> **YOUR INSTRUCTIONS**
Output all of the records exactly as written.

> **RECORDED INFORMATION**
··········

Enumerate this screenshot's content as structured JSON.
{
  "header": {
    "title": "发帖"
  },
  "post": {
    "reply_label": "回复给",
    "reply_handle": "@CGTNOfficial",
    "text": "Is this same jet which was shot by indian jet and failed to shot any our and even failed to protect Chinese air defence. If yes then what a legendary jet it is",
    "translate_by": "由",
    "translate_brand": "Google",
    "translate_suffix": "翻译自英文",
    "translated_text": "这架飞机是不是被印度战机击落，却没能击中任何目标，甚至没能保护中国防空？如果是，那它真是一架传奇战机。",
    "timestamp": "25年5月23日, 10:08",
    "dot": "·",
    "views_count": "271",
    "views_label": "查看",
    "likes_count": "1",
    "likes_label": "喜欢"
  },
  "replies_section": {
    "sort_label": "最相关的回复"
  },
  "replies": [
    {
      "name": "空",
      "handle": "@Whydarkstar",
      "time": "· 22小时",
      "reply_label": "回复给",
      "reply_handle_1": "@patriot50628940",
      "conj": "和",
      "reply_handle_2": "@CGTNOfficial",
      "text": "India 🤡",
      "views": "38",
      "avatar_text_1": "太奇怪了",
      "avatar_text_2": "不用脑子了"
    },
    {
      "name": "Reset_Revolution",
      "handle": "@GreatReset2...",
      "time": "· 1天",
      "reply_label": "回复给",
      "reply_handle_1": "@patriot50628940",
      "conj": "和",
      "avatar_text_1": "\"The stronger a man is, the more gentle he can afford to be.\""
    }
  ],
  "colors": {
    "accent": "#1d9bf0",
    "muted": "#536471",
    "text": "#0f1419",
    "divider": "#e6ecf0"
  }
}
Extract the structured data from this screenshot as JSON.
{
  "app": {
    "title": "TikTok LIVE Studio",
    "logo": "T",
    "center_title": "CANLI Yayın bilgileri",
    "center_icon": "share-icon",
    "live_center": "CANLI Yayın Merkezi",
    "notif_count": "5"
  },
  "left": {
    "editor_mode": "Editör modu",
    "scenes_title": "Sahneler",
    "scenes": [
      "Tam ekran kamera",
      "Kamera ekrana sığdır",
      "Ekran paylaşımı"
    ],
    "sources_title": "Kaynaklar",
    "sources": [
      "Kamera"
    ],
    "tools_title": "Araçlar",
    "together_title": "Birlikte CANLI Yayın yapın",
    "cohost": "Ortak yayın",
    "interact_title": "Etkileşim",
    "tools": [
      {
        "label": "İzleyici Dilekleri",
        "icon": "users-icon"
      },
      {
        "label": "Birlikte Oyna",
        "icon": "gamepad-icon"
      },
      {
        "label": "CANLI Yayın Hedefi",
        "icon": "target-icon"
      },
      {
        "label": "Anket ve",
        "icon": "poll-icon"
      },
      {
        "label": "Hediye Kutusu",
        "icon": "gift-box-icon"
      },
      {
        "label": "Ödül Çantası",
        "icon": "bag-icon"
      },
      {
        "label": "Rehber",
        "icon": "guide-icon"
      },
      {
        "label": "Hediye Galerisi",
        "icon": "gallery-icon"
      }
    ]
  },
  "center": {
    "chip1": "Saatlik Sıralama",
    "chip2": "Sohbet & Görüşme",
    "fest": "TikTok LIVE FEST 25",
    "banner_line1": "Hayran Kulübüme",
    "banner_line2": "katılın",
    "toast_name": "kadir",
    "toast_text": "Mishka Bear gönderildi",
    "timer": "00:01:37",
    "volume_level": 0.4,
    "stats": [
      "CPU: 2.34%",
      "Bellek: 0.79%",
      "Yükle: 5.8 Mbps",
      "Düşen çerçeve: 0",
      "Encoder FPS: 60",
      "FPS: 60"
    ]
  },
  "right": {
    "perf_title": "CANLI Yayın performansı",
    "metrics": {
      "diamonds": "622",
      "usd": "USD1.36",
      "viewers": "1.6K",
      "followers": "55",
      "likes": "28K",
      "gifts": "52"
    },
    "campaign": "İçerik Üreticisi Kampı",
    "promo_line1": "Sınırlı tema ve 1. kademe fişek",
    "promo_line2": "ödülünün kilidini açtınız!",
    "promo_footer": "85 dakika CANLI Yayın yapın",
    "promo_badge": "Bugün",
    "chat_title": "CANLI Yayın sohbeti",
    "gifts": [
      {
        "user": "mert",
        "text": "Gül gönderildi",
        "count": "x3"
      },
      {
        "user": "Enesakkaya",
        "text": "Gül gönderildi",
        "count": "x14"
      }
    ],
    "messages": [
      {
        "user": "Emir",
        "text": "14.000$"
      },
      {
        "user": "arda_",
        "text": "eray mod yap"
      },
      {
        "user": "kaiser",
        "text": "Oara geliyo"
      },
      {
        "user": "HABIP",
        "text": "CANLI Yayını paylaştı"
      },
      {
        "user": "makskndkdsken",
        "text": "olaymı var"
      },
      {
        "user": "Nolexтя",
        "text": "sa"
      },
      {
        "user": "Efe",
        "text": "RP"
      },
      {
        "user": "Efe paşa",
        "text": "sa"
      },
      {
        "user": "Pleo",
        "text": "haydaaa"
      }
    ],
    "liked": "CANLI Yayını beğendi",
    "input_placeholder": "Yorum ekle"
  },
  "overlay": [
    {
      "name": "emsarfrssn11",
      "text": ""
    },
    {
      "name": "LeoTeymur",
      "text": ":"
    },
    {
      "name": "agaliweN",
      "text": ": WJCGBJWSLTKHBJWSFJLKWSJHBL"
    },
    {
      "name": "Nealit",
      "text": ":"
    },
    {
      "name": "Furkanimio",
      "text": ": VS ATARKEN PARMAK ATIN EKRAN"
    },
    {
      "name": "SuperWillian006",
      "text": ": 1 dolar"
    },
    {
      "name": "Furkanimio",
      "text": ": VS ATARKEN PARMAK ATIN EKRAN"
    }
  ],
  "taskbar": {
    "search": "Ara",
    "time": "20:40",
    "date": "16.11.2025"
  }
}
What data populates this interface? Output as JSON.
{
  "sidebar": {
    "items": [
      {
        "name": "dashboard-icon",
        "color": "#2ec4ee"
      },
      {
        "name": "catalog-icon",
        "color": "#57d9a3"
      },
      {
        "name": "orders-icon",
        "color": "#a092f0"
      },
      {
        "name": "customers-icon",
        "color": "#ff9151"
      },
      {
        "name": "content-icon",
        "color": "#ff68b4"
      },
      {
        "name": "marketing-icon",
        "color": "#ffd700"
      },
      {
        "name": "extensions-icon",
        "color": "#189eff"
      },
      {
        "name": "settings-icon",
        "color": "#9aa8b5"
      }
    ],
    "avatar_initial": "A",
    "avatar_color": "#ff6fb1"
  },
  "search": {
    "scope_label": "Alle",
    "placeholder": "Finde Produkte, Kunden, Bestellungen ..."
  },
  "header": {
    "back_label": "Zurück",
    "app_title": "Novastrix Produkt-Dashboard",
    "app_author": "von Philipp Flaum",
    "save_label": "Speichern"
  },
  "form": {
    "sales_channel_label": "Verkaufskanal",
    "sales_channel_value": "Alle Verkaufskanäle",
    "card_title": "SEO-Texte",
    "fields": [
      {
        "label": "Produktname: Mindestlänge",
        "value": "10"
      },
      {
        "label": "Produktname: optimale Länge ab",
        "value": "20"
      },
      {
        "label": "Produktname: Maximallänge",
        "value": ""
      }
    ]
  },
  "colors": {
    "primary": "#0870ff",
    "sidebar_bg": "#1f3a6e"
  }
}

··········

> **ANSWER TO THE EXERCISE**
Enumerate this screenshot's content as structured JSON.
{
  "header": {
    "title": "发帖"
  },
  "post": {
    "reply_label": "回复给",
    "reply_handle": "@CGTNOfficial",
    "text": "Is this same jet which was shot by indian jet and failed to shot any our and even failed to protect Chinese air defence. If yes then what a legendary jet it is",
    "translate_by": "由",
    "translate_brand": "Google",
    "translate_suffix": "翻译自英文",
    "translated_text": "这架飞机是不是被印度战机击落，却没能击中任何目标，甚至没能保护中国防空？如果是，那它真是一架传奇战机。",
    "timestamp": "25年5月23日, 10:08",
    "dot": "·",
    "views_count": "271",
    "views_label": "查看",
    "likes_count": "1",
    "likes_label": "喜欢"
  },
  "replies_section": {
    "sort_label": "最相关的回复"
  },
  "replies": [
    {
      "name": "空",
      "handle": "@Whydarkstar",
      "time": "· 22小时",
      "reply_label": "回复给",
      "reply_handle_1": "@patriot50628940",
      "conj": "和",
      "reply_handle_2": "@CGTNOfficial",
      "text": "India 🤡",
      "views": "38",
      "avatar_text_1": "太奇怪了",
      "avatar_text_2": "不用脑子了"
    },
    {
      "name": "Reset_Revolution",
      "handle": "@GreatReset2...",
      "time": "· 1天",
      "reply_label": "回复给",
      "reply_handle_1": "@patriot50628940",
      "conj": "和",
      "avatar_text_1": "\"The stronger a man is, the more gentle he can afford to be.\""
    }
  ],
  "colors": {
    "accent": "#1d9bf0",
    "muted": "#536471",
    "text": "#0f1419",
    "divider": "#e6ecf0"
  }
}
Extract the structured data from this screenshot as JSON.
{
  "app": {
    "title": "TikTok LIVE Studio",
    "logo": "T",
    "center_title": "CANLI Yayın bilgileri",
    "center_icon": "share-icon",
    "live_center": "CANLI Yayın Merkezi",
    "notif_count": "5"
  },
  "left": {
    "editor_mode": "Editör modu",
    "scenes_title": "Sahneler",
    "scenes": [
      "Tam ekran kamera",
      "Kamera ekrana sığdır",
      "Ekran paylaşımı"
    ],
    "sources_title": "Kaynaklar",
    "sources": [
      "Kamera"
    ],
    "tools_title": "Araçlar",
    "together_title": "Birlikte CANLI Yayın yapın",
    "cohost": "Ortak yayın",
    "interact_title": "Etkileşim",
    "tools": [
      {
        "label": "İzleyici Dilekleri",
        "icon": "users-icon"
      },
      {
        "label": "Birlikte Oyna",
        "icon": "gamepad-icon"
      },
      {
        "label": "CANLI Yayın Hedefi",
        "icon": "target-icon"
      },
      {
        "label": "Anket ve",
        "icon": "poll-icon"
      },
      {
        "label": "Hediye Kutusu",
        "icon": "gift-box-icon"
      },
      {
        "label": "Ödül Çantası",
        "icon": "bag-icon"
      },
      {
        "label": "Rehber",
        "icon": "guide-icon"
      },
      {
        "label": "Hediye Galerisi",
        "icon": "gallery-icon"
      }
    ]
  },
  "center": {
    "chip1": "Saatlik Sıralama",
    "chip2": "Sohbet & Görüşme",
    "fest": "TikTok LIVE FEST 25",
    "banner_line1": "Hayran Kulübüme",
    "banner_line2": "katılın",
    "toast_name": "kadir",
    "toast_text": "Mishka Bear gönderildi",
    "timer": "00:01:37",
    "volume_level": 0.4,
    "stats": [
      "CPU: 2.34%",
      "Bellek: 0.79%",
      "Yükle: 5.8 Mbps",
      "Düşen çerçeve: 0",
      "Encoder FPS: 60",
      "FPS: 60"
    ]
  },
  "right": {
    "perf_title": "CANLI Yayın performansı",
    "metrics": {
      "diamonds": "622",
      "usd": "USD1.36",
      "viewers": "1.6K",
      "followers": "55",
      "likes": "28K",
      "gifts": "52"
    },
    "campaign": "İçerik Üreticisi Kampı",
    "promo_line1": "Sınırlı tema ve 1. kademe fişek",
    "promo_line2": "ödülünün kilidini açtınız!",
    "promo_footer": "85 dakika CANLI Yayın yapın",
    "promo_badge": "Bugün",
    "chat_title": "CANLI Yayın sohbeti",
    "gifts": [
      {
        "user": "mert",
        "text": "Gül gönderildi",
        "count": "x3"
      },
      {
        "user": "Enesakkaya",
        "text": "Gül gönderildi",
        "count": "x14"
      }
    ],
    "messages": [
      {
        "user": "Emir",
        "text": "14.000$"
      },
      {
        "user": "arda_",
        "text": "eray mod yap"
      },
      {
        "user": "kaiser",
        "text": "Oara geliyo"
      },
      {
        "user": "HABIP",
        "text": "CANLI Yayını paylaştı"
      },
      {
        "user": "makskndkdsken",
        "text": "olaymı var"
      },
      {
        "user": "Nolexтя",
        "text": "sa"
      },
      {
        "user": "Efe",
        "text": "RP"
      },
      {
        "user": "Efe paşa",
        "text": "sa"
      },
      {
        "user": "Pleo",
        "text": "haydaaa"
      }
    ],
    "liked": "CANLI Yayını beğendi",
    "input_placeholder": "Yorum ekle"
  },
  "overlay": [
    {
      "name": "emsarfrssn11",
      "text": ""
    },
    {
      "name": "LeoTeymur",
      "text": ":"
    },
    {
      "name": "agaliweN",
      "text": ": WJCGBJWSLTKHBJWSFJLKWSJHBL"
    },
    {
      "name": "Nealit",
      "text": ":"
    },
    {
      "name": "Furkanimio",
      "text": ": VS ATARKEN PARMAK ATIN EKRAN"
    },
    {
      "name": "SuperWillian006",
      "text": ": 1 dolar"
    },
    {
      "name": "Furkanimio",
      "text": ": VS ATARKEN PARMAK ATIN EKRAN"
    }
  ],
  "taskbar": {
    "search": "Ara",
    "time": "20:40",
    "date": "16.11.2025"
  }
}
What data populates this interface? Output as JSON.
{
  "sidebar": {
    "items": [
      {
        "name": "dashboard-icon",
        "color": "#2ec4ee"
      },
      {
        "name": "catalog-icon",
        "color": "#57d9a3"
      },
      {
        "name": "orders-icon",
        "color": "#a092f0"
      },
      {
        "name": "customers-icon",
        "color": "#ff9151"
      },
      {
        "name": "content-icon",
        "color": "#ff68b4"
      },
      {
        "name": "marketing-icon",
        "color": "#ffd700"
      },
      {
        "name": "extensions-icon",
        "color": "#189eff"
      },
      {
        "name": "settings-icon",
        "color": "#9aa8b5"
      }
    ],
    "avatar_initial": "A",
    "avatar_color": "#ff6fb1"
  },
  "search": {
    "scope_label": "Alle",
    "placeholder": "Finde Produkte, Kunden, Bestellungen ..."
  },
  "header": {
    "back_label": "Zurück",
    "app_title": "Novastrix Produkt-Dashboard",
    "app_author": "von Philipp Flaum",
    "save_label": "Speichern"
  },
  "form": {
    "sales_channel_label": "Verkaufskanal",
    "sales_channel_value": "Alle Verkaufskanäle",
    "card_title": "SEO-Texte",
    "fields": [
      {
        "label": "Produktname: Mindestlänge",
        "value": "10"
      },
      {
        "label": "Produktname: optimale Länge ab",
        "value": "20"
      },
      {
        "label": "Produktname: Maximallänge",
        "value": ""
      }
    ]
  },
  "colors": {
    "primary": "#0870ff",
    "sidebar_bg": "#1f3a6e"
  }
}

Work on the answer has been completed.